What you have to do: Say how many lines of these entries include the word "JSON", and answer with the number alone.

— START OF Dataset entries —

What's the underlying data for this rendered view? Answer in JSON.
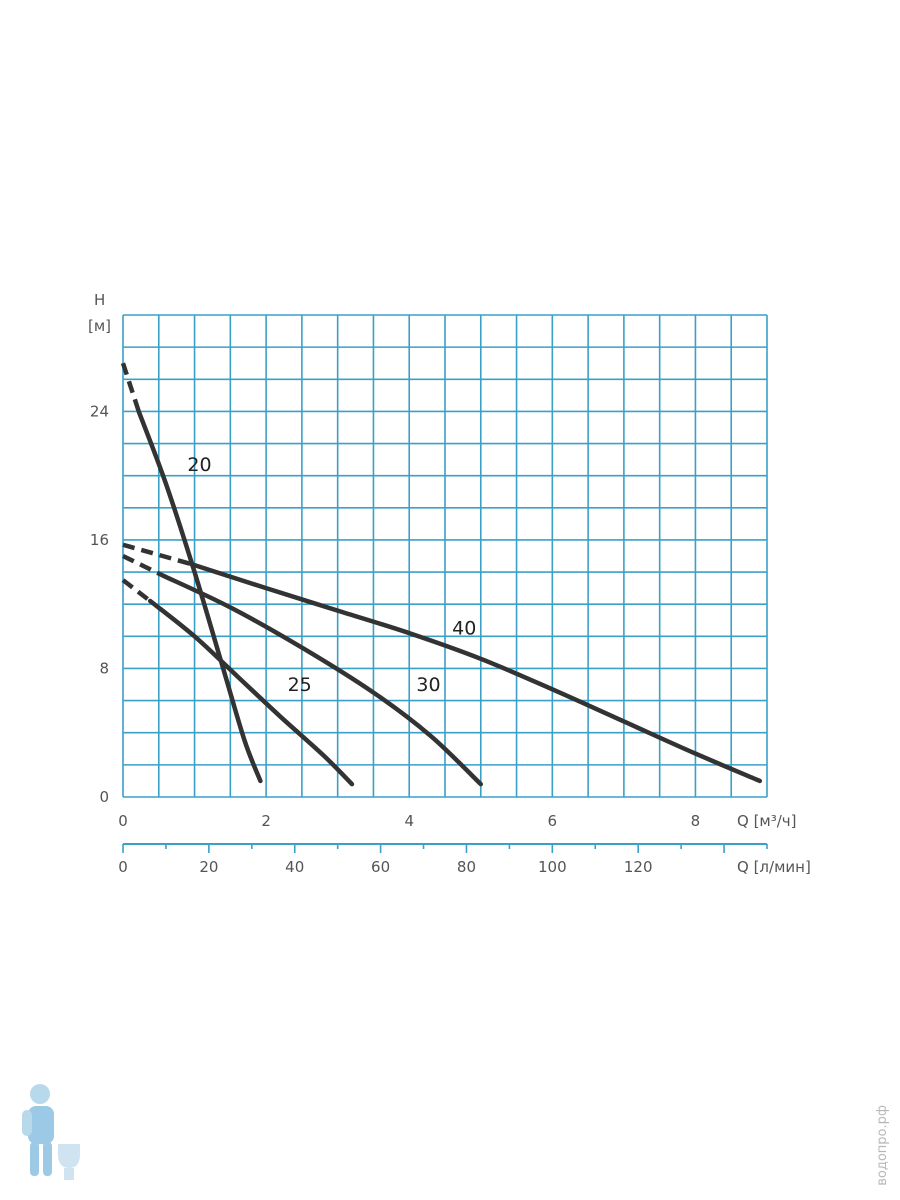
{
  "chart_data": {
    "type": "line",
    "colors": {
      "grid": "#3aa0c8",
      "curve": "#333333",
      "axis": "#3aa0c8",
      "text": "#555555"
    },
    "y_axis": {
      "title_top": "H",
      "title_unit": "[м]",
      "ticks": [
        0,
        8,
        16,
        24
      ],
      "range": [
        0,
        30
      ],
      "grid_step": 2
    },
    "x_axis": {
      "title": "Q [м³/ч]",
      "ticks": [
        0,
        2,
        4,
        6,
        8
      ],
      "range": [
        0,
        9
      ],
      "grid_step": 0.5
    },
    "x2_axis": {
      "title": "Q [л/мин]",
      "ticks": [
        0,
        20,
        40,
        60,
        80,
        100,
        120
      ],
      "range": [
        0,
        150
      ]
    },
    "series": [
      {
        "name": "20",
        "label_at": [
          0.9,
          20.3
        ],
        "dashed": [
          [
            0.0,
            27.0
          ],
          [
            0.22,
            24.0
          ]
        ],
        "points": [
          [
            0.22,
            24.0
          ],
          [
            0.6,
            19.5
          ],
          [
            1.0,
            14.0
          ],
          [
            1.4,
            8.0
          ],
          [
            1.7,
            3.5
          ],
          [
            1.92,
            1.0
          ]
        ]
      },
      {
        "name": "25",
        "label_at": [
          2.3,
          6.6
        ],
        "dashed": [
          [
            0.0,
            13.5
          ],
          [
            0.38,
            12.2
          ]
        ],
        "points": [
          [
            0.38,
            12.2
          ],
          [
            1.0,
            10.0
          ],
          [
            1.6,
            7.5
          ],
          [
            2.2,
            5.0
          ],
          [
            2.8,
            2.6
          ],
          [
            3.2,
            0.8
          ]
        ]
      },
      {
        "name": "30",
        "label_at": [
          4.1,
          6.6
        ],
        "dashed": [
          [
            0.0,
            15.0
          ],
          [
            0.55,
            13.8
          ]
        ],
        "points": [
          [
            0.55,
            13.8
          ],
          [
            1.5,
            11.8
          ],
          [
            2.5,
            9.3
          ],
          [
            3.5,
            6.5
          ],
          [
            4.3,
            3.8
          ],
          [
            5.0,
            0.8
          ]
        ]
      },
      {
        "name": "40",
        "label_at": [
          4.6,
          10.1
        ],
        "dashed": [
          [
            0.0,
            15.7
          ],
          [
            0.95,
            14.5
          ]
        ],
        "points": [
          [
            0.95,
            14.5
          ],
          [
            2.0,
            13.0
          ],
          [
            3.0,
            11.6
          ],
          [
            4.0,
            10.2
          ],
          [
            5.0,
            8.6
          ],
          [
            6.0,
            6.7
          ],
          [
            7.0,
            4.7
          ],
          [
            8.0,
            2.7
          ],
          [
            8.9,
            1.0
          ]
        ]
      }
    ]
  },
  "watermark": {
    "text": "водопро.рф"
  }
}
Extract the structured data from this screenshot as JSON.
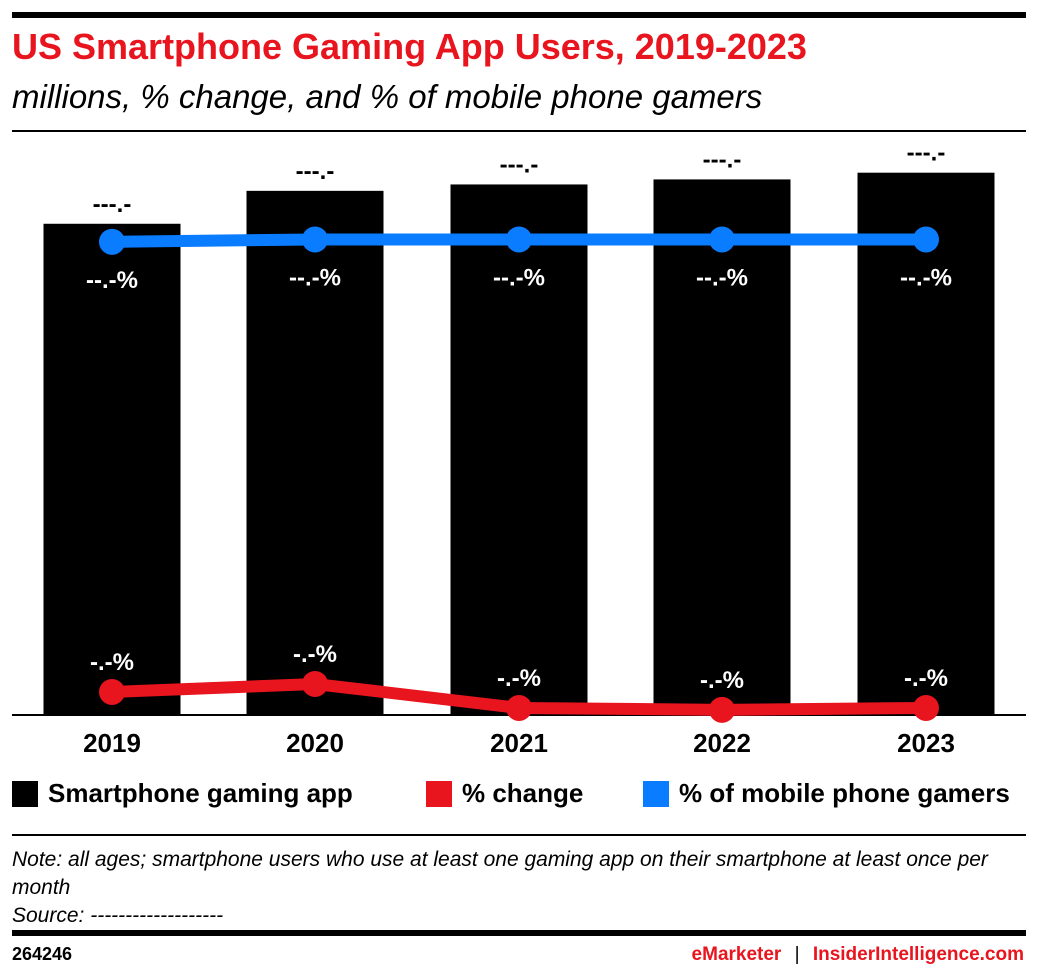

— END OF Dataset entries —

Exercise response: 2